_Aim of the task_
Scan the entries below. List each line with "přírodovědné".

>> Begin Task data

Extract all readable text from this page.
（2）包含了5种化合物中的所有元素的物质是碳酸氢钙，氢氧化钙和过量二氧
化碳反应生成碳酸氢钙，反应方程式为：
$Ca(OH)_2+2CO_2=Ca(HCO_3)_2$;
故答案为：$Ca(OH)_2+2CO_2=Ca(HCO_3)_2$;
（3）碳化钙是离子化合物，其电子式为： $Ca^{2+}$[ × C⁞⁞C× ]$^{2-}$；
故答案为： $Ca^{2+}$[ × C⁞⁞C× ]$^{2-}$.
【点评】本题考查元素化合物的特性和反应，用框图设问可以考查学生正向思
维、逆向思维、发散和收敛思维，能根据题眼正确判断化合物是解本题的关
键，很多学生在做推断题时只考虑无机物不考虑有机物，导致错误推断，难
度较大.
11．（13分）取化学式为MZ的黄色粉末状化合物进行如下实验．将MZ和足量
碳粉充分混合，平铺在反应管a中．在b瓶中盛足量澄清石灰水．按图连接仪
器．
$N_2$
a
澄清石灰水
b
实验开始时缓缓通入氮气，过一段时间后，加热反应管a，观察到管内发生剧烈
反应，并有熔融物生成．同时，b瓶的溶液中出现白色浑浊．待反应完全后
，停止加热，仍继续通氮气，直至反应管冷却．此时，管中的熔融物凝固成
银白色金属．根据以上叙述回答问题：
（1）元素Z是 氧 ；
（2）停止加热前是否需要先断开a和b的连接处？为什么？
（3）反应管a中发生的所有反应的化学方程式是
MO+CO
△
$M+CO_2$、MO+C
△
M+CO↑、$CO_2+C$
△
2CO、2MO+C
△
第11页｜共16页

>> End Task data
>> Begin Task data

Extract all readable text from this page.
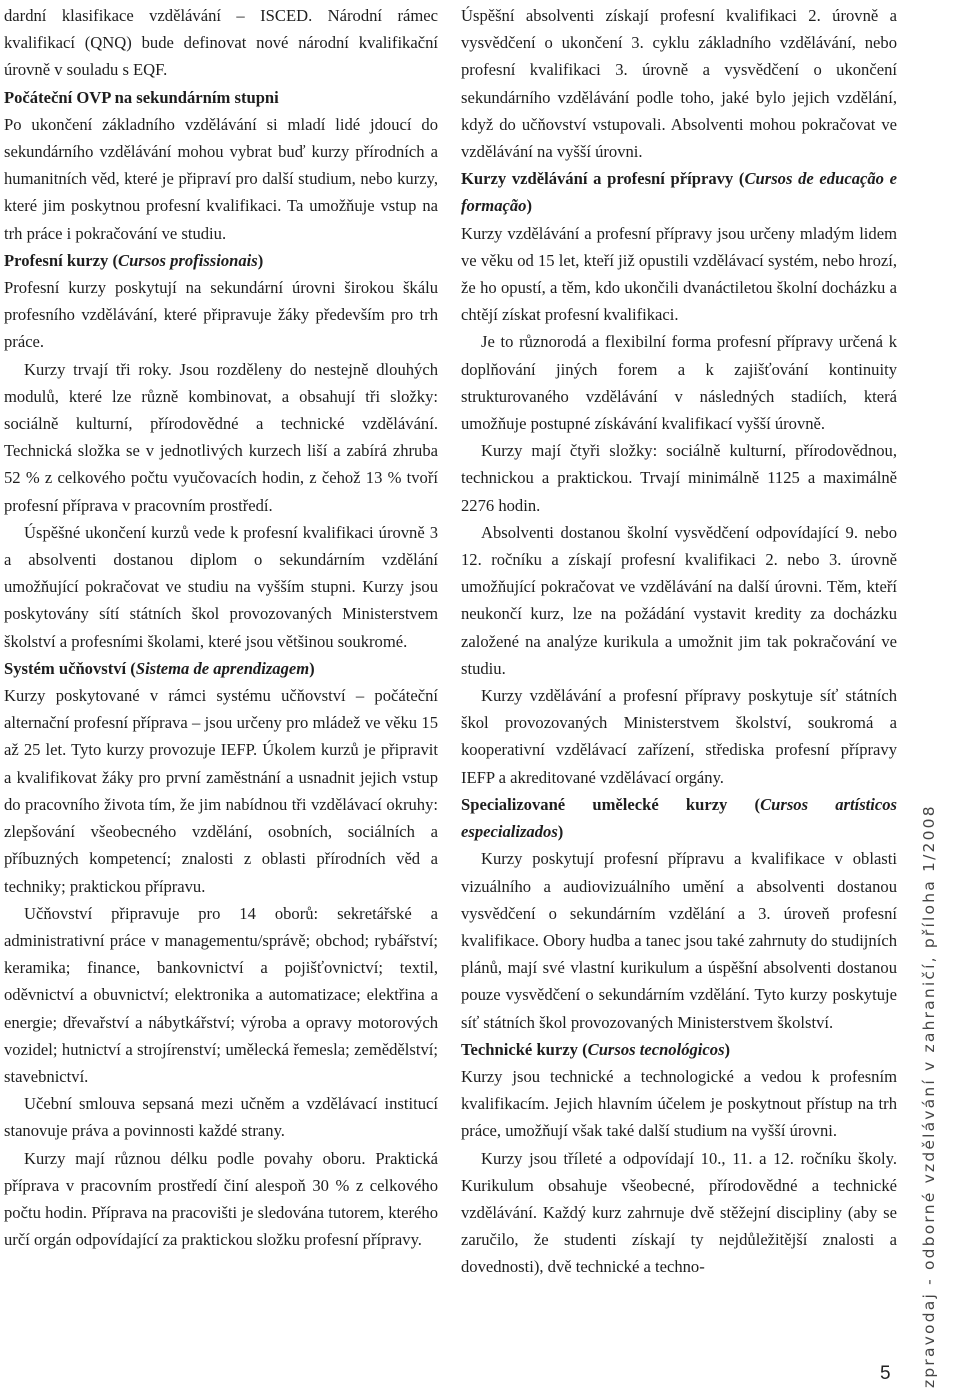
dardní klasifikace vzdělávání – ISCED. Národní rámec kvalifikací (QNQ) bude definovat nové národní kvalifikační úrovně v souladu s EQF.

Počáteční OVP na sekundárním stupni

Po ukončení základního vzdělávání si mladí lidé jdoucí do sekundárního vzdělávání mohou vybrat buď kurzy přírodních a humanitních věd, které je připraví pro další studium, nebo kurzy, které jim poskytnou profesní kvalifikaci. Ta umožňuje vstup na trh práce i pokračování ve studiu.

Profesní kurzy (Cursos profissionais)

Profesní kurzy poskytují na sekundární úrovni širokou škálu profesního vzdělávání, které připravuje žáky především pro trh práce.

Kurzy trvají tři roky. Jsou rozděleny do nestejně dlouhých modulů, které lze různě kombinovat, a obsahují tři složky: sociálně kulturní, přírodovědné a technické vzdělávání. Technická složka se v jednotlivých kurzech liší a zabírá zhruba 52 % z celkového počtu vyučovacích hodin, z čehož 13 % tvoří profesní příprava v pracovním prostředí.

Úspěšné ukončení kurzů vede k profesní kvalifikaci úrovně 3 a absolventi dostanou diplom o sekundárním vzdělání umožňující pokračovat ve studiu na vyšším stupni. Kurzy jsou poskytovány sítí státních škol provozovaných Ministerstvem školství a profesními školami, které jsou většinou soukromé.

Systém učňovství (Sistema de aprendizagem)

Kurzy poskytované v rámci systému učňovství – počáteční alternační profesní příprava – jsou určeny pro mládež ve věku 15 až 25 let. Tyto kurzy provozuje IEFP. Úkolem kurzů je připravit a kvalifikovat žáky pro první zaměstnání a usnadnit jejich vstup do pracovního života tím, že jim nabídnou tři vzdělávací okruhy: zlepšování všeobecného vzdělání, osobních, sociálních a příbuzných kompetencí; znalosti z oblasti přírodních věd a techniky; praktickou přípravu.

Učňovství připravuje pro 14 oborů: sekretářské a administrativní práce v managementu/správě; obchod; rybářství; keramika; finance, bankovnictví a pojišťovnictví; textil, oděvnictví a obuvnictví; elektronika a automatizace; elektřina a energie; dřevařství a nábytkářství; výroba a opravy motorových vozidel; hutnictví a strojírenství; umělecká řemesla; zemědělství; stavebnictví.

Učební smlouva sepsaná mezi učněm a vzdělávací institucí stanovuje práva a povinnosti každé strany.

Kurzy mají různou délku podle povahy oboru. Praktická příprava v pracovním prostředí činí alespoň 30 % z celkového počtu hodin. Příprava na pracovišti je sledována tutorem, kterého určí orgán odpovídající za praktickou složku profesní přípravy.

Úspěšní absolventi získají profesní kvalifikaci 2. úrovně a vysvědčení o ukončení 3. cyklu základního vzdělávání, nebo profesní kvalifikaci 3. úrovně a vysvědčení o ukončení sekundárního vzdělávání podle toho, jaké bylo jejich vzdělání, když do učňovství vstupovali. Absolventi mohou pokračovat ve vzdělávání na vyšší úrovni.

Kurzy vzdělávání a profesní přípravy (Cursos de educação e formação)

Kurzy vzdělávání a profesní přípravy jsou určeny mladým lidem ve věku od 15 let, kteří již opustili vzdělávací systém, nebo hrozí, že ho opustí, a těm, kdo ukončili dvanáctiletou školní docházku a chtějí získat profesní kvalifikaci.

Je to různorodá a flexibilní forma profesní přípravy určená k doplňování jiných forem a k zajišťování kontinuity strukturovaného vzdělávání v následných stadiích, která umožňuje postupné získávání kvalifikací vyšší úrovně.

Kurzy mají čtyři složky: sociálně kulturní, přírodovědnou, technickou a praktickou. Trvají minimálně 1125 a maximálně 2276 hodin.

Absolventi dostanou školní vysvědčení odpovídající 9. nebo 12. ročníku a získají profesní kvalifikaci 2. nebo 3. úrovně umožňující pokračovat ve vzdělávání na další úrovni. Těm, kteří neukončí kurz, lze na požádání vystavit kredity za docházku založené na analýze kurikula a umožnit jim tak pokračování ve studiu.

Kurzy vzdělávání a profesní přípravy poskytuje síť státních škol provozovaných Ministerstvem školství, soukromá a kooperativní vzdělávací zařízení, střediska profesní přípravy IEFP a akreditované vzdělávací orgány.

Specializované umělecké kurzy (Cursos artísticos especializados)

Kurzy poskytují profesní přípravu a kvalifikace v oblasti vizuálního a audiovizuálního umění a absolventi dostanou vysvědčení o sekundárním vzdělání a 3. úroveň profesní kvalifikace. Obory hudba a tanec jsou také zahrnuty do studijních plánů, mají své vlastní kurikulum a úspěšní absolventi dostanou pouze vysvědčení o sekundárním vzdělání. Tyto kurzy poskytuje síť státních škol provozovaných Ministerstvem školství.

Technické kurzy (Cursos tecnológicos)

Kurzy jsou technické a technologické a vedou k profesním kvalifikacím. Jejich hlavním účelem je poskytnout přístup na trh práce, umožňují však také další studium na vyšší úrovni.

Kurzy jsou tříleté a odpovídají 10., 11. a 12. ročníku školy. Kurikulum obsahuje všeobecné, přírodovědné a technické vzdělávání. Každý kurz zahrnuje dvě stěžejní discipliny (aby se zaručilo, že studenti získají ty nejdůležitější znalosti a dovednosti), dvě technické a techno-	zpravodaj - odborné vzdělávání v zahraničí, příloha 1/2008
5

>> End Task data

_Solution to the exercise_
Kurzy trvají tři roky. Jsou rozděleny do nestejně dlouhých modulů, které lze různě kombinovat, a obsahují tři složky: sociálně kulturní, přírodovědné a technické vzdělávání. Technická složka se v jednotlivých kurzech liší a zabírá zhruba 52 % z celkového počtu vyučovacích hodin, z čehož 13 % tvoří profesní příprava v pracovním prostředí.
Kurzy jsou tříleté a odpovídají 10., 11. a 12. ročníku školy. Kurikulum obsahuje všeobecné, přírodovědné a technické vzdělávání. Každý kurz zahrnuje dvě stěžejní discipliny (aby se zaručilo, že studenti získají ty nejdůležitější znalosti a dovednosti), dvě technické a techno-	zpravodaj - odborné vzdělávání v zahraničí, příloha 1/2008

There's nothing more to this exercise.